What to produce.
Copy all lines that contain the word "Próbaprogram".

START Records supplied

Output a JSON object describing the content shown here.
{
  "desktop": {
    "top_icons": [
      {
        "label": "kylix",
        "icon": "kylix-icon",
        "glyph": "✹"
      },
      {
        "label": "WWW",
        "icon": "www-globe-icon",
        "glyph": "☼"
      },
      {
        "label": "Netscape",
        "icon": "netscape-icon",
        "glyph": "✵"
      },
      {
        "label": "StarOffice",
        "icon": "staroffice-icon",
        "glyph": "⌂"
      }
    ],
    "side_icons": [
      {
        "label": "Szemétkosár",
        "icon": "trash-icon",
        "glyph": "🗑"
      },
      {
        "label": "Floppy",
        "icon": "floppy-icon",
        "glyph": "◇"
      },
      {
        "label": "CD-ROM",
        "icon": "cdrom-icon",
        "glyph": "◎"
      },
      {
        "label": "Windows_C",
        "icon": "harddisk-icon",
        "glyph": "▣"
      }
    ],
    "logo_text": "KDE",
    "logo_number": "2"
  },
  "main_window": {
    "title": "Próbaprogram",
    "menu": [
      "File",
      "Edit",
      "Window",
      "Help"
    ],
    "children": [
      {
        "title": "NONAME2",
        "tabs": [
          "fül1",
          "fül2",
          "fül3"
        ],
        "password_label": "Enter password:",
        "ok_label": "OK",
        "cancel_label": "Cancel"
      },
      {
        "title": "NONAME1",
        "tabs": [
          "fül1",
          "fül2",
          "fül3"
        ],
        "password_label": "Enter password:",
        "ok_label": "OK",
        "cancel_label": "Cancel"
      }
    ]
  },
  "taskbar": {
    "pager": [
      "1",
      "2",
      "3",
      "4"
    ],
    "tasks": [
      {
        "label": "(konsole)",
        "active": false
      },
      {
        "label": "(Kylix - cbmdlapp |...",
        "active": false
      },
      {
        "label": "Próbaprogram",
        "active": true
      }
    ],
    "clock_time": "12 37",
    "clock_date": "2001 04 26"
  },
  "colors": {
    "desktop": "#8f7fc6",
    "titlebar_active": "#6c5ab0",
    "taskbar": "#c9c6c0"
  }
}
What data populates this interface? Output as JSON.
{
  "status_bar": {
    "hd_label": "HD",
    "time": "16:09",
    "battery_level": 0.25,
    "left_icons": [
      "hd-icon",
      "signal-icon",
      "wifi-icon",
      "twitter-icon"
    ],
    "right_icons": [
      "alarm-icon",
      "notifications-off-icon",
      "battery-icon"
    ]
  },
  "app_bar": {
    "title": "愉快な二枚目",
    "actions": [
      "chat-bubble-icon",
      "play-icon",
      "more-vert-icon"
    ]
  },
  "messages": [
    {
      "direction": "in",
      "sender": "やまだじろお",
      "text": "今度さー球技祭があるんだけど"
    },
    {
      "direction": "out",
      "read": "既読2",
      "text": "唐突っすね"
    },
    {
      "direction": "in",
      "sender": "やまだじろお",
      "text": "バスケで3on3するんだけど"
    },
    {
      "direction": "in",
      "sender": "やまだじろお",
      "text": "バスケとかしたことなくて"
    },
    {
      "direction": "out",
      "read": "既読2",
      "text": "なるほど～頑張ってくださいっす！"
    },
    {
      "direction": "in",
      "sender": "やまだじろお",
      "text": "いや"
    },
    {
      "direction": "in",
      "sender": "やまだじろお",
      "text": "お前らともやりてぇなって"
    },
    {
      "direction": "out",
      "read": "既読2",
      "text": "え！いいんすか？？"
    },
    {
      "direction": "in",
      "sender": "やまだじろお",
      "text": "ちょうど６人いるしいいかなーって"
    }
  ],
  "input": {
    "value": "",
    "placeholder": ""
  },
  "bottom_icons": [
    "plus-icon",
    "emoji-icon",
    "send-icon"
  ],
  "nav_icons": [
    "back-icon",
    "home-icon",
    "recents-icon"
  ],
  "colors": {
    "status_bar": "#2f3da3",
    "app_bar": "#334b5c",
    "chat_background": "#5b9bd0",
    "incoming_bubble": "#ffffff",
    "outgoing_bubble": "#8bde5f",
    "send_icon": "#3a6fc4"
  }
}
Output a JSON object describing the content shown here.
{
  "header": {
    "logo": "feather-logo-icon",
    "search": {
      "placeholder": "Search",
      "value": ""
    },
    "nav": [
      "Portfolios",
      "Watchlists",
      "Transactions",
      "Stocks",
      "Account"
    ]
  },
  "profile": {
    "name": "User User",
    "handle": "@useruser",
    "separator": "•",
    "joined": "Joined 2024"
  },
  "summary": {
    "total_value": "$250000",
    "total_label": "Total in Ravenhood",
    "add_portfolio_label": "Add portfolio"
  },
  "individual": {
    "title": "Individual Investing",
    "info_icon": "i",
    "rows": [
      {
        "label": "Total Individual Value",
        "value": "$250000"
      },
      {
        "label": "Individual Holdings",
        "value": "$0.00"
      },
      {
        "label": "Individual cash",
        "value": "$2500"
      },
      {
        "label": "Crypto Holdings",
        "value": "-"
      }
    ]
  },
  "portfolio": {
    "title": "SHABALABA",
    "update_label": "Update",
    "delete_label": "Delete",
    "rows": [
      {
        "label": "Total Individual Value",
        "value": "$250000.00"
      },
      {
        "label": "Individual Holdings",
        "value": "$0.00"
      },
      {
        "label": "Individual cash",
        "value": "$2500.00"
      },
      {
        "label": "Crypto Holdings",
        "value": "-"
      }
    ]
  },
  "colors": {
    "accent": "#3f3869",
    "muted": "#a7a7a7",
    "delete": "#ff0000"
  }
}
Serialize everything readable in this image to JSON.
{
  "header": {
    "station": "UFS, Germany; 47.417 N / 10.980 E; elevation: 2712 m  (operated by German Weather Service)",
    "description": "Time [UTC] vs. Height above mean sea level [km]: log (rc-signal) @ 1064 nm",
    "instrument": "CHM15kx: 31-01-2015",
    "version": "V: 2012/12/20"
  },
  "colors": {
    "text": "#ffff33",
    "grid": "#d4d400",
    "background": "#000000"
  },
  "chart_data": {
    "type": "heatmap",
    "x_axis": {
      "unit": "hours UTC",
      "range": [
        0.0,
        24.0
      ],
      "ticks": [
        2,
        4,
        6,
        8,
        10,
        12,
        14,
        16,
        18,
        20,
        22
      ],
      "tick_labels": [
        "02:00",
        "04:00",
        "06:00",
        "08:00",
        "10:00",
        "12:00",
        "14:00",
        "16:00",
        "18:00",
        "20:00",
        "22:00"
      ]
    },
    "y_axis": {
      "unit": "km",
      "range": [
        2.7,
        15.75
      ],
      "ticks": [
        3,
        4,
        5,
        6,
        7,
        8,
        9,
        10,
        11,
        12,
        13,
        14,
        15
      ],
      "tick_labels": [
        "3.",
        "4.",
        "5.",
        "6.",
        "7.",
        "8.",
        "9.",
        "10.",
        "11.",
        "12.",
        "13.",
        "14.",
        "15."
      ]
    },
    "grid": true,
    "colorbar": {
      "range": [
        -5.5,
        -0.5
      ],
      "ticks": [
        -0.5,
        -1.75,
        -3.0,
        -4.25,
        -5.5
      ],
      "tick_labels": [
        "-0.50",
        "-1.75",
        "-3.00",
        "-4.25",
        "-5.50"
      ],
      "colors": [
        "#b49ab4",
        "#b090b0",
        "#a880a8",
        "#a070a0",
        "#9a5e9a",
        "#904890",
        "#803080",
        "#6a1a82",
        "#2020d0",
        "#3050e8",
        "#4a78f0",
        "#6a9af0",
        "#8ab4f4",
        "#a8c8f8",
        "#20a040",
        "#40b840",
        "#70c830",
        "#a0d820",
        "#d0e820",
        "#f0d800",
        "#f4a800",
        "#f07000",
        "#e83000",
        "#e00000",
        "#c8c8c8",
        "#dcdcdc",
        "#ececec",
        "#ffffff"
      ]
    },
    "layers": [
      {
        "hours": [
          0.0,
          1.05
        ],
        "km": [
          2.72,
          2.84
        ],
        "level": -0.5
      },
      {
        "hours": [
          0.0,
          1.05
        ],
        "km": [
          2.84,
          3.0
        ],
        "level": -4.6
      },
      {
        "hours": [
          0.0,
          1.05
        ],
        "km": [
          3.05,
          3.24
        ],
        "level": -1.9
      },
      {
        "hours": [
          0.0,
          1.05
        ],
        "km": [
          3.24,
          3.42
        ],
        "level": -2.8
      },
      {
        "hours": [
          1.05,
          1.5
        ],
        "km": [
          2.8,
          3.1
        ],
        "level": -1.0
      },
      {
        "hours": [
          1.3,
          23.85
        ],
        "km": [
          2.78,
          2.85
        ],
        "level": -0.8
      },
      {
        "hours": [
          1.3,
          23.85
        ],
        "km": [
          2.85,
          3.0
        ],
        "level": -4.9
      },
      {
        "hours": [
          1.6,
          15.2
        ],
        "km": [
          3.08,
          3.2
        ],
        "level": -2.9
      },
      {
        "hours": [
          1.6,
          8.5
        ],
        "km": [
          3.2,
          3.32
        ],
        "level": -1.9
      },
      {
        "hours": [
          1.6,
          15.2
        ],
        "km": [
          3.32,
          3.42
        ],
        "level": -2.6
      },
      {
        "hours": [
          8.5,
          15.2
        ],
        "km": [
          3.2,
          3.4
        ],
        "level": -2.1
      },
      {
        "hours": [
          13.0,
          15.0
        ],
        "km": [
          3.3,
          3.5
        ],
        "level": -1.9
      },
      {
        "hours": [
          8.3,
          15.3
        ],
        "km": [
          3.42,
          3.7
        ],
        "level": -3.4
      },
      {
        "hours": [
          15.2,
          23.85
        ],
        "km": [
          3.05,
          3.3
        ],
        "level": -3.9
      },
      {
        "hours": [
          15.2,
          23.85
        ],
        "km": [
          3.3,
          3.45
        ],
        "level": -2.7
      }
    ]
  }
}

END Records supplied

Response to the task.
    "title": "Próbaprogram",
        "label": "Próbaprogram",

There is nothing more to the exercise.